WHAT TO PRODUCE >>
Tally the lines in the data that follows that include the word "ändern", and report nothing but the total.

╔══

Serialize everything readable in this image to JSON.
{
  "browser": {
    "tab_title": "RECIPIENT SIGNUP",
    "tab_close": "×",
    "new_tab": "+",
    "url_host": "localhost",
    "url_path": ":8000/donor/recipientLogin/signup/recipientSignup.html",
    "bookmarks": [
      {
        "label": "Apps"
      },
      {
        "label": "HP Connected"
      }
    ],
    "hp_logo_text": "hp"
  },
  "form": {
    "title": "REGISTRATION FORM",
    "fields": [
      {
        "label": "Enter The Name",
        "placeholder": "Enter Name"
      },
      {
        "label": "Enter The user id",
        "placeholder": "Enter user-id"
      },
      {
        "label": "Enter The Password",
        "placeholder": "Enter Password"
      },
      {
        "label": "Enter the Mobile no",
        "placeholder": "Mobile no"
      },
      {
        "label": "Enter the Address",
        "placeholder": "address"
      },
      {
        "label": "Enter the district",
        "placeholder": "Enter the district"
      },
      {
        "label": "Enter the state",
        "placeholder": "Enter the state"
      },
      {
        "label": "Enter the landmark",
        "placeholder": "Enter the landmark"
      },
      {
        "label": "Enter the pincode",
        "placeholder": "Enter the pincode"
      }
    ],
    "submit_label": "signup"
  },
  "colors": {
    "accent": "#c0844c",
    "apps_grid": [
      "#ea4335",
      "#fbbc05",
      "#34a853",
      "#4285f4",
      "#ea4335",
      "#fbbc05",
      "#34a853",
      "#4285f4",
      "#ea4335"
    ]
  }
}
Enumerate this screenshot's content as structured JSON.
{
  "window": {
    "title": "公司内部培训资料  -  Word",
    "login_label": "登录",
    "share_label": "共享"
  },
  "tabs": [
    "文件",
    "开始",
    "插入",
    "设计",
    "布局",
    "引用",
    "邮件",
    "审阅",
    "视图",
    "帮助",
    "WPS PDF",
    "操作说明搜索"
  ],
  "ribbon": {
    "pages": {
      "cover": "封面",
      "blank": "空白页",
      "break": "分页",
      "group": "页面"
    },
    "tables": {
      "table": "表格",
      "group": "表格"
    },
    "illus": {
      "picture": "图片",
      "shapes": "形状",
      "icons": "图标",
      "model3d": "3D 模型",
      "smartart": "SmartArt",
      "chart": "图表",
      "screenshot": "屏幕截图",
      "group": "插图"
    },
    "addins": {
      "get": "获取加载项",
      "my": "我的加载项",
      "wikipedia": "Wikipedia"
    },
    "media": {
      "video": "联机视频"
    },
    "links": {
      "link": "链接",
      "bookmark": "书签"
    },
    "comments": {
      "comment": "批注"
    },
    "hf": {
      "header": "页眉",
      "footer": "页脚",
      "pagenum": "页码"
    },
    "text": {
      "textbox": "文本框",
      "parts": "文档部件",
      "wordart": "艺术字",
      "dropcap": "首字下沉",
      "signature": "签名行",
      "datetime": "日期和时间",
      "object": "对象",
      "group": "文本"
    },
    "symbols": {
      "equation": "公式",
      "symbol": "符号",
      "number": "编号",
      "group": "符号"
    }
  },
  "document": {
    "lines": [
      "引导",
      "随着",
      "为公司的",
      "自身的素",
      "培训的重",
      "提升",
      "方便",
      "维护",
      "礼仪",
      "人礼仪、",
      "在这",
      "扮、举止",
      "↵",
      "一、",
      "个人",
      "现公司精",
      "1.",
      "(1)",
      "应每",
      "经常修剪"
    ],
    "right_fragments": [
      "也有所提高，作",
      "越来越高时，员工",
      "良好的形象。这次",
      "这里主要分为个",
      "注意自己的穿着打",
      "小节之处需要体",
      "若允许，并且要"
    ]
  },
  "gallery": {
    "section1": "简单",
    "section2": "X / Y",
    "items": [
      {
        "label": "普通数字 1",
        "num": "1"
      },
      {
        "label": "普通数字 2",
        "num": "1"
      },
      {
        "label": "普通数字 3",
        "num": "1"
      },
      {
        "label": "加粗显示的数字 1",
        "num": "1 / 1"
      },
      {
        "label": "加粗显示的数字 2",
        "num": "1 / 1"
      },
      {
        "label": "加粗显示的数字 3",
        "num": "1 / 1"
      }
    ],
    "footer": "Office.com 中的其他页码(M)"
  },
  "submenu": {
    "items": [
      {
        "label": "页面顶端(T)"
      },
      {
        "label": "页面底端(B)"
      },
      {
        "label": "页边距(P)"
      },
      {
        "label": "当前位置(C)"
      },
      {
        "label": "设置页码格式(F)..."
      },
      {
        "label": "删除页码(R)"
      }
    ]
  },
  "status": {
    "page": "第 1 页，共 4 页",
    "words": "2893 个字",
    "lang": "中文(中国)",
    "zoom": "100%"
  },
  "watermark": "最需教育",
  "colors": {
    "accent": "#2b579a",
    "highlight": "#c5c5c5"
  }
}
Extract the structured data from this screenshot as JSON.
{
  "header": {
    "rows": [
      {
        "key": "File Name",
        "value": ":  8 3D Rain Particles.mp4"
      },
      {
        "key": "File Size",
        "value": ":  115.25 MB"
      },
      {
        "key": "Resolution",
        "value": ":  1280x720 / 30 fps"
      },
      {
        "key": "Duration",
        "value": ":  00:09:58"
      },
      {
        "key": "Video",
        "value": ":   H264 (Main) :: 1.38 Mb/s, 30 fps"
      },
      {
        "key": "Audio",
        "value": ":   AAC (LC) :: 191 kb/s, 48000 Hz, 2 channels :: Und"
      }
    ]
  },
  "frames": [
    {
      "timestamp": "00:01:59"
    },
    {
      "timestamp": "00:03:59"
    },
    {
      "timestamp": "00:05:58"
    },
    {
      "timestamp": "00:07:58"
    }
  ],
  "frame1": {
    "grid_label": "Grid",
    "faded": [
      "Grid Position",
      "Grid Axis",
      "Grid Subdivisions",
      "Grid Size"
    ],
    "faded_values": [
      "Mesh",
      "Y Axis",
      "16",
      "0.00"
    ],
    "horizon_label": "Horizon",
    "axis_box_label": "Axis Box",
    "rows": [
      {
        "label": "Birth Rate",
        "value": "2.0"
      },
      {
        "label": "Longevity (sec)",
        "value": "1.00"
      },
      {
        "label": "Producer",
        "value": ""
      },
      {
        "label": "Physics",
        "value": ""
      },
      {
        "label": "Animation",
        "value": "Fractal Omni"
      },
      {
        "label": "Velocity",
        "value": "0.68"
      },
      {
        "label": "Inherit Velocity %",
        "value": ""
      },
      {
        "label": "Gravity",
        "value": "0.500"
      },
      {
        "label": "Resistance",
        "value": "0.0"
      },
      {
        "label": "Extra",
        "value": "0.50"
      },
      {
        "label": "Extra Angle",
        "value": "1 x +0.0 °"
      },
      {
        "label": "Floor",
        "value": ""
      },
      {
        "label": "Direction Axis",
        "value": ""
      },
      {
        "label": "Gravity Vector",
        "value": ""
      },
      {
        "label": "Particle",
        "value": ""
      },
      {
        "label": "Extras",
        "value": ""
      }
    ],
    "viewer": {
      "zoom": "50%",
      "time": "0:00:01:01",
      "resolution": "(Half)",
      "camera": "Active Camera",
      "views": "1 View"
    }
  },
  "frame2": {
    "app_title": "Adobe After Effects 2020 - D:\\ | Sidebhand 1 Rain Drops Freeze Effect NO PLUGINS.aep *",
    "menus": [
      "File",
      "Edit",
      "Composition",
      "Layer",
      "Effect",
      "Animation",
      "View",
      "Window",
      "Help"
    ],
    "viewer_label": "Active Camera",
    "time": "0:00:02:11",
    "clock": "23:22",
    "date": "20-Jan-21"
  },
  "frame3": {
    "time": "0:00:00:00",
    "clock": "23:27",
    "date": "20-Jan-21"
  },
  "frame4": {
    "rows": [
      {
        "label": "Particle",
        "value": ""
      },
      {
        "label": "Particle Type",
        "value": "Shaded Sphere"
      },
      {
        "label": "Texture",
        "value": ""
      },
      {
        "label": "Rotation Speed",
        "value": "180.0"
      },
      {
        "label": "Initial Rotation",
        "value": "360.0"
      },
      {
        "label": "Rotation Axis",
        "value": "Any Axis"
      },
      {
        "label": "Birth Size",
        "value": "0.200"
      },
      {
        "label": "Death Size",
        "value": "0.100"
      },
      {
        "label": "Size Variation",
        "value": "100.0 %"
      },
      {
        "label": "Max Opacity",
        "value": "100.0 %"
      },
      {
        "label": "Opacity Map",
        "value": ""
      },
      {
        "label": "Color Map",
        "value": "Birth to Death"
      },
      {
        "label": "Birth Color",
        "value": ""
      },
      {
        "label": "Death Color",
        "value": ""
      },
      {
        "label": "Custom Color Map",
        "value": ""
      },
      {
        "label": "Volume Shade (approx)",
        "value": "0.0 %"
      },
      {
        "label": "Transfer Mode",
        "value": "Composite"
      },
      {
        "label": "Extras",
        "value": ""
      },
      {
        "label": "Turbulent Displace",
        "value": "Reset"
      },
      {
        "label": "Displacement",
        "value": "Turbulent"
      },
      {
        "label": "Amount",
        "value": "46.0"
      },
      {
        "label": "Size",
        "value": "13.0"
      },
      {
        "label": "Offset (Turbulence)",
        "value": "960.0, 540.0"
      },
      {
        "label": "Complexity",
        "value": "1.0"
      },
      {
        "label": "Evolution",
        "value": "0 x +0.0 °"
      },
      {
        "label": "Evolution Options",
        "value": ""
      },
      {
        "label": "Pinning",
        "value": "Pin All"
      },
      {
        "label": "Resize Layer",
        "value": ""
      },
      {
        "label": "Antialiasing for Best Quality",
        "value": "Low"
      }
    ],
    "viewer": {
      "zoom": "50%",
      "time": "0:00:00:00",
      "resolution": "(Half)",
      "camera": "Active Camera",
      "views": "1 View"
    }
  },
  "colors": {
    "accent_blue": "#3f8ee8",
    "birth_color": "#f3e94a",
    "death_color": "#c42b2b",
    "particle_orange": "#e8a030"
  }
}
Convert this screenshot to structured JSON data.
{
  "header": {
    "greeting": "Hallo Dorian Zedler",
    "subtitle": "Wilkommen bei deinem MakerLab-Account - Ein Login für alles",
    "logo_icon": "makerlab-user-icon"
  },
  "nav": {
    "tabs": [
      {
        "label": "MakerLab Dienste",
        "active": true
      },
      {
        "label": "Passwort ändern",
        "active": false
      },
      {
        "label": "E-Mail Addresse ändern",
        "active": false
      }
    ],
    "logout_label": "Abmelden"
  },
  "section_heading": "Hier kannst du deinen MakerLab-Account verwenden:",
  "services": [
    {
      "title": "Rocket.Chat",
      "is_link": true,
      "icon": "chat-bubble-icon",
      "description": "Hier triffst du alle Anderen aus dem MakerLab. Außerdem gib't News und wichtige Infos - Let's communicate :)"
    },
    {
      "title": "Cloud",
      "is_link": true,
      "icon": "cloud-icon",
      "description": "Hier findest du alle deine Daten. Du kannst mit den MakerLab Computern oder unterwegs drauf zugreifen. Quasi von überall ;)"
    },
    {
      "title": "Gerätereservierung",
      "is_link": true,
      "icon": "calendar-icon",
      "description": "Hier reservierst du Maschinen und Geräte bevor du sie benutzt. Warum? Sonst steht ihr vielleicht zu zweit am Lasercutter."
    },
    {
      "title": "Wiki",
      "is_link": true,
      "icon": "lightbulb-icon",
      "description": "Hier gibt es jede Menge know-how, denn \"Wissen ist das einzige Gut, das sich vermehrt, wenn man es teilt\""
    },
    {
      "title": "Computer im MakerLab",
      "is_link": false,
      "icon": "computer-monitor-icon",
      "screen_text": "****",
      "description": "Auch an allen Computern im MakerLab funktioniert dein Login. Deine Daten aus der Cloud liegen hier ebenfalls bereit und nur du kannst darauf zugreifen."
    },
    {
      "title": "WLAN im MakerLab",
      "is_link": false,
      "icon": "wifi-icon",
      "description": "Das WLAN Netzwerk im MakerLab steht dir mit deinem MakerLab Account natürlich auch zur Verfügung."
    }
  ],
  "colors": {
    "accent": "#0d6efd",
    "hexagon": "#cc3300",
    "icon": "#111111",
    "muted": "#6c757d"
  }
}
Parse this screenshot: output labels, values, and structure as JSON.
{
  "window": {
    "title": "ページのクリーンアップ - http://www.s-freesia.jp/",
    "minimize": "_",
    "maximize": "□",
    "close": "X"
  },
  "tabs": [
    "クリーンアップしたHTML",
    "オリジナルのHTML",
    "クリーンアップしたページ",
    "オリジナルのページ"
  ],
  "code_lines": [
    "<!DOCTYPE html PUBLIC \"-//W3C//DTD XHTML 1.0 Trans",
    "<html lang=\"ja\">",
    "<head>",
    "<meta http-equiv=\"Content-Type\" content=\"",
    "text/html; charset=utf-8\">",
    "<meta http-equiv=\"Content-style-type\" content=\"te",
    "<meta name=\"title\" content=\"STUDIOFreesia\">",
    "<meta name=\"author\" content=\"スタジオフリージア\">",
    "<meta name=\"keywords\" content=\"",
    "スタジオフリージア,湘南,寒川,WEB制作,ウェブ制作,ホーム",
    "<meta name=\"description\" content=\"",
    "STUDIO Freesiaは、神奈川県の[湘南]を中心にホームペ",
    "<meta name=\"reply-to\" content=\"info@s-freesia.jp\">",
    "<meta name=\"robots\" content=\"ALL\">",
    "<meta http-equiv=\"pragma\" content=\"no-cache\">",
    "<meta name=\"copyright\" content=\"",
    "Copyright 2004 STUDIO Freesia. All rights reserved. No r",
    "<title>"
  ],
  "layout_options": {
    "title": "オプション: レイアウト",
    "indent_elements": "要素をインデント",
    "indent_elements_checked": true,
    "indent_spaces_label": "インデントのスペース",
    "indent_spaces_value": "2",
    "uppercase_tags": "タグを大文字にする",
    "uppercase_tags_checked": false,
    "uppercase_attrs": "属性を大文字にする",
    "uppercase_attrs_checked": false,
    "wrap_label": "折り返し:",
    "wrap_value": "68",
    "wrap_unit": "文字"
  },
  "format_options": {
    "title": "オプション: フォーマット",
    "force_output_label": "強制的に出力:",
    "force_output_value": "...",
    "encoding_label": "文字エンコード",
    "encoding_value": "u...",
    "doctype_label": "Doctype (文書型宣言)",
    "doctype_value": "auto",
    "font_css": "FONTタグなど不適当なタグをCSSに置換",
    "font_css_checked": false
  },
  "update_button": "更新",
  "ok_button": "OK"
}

╚══

RESULT FOR THIS TASK >>
2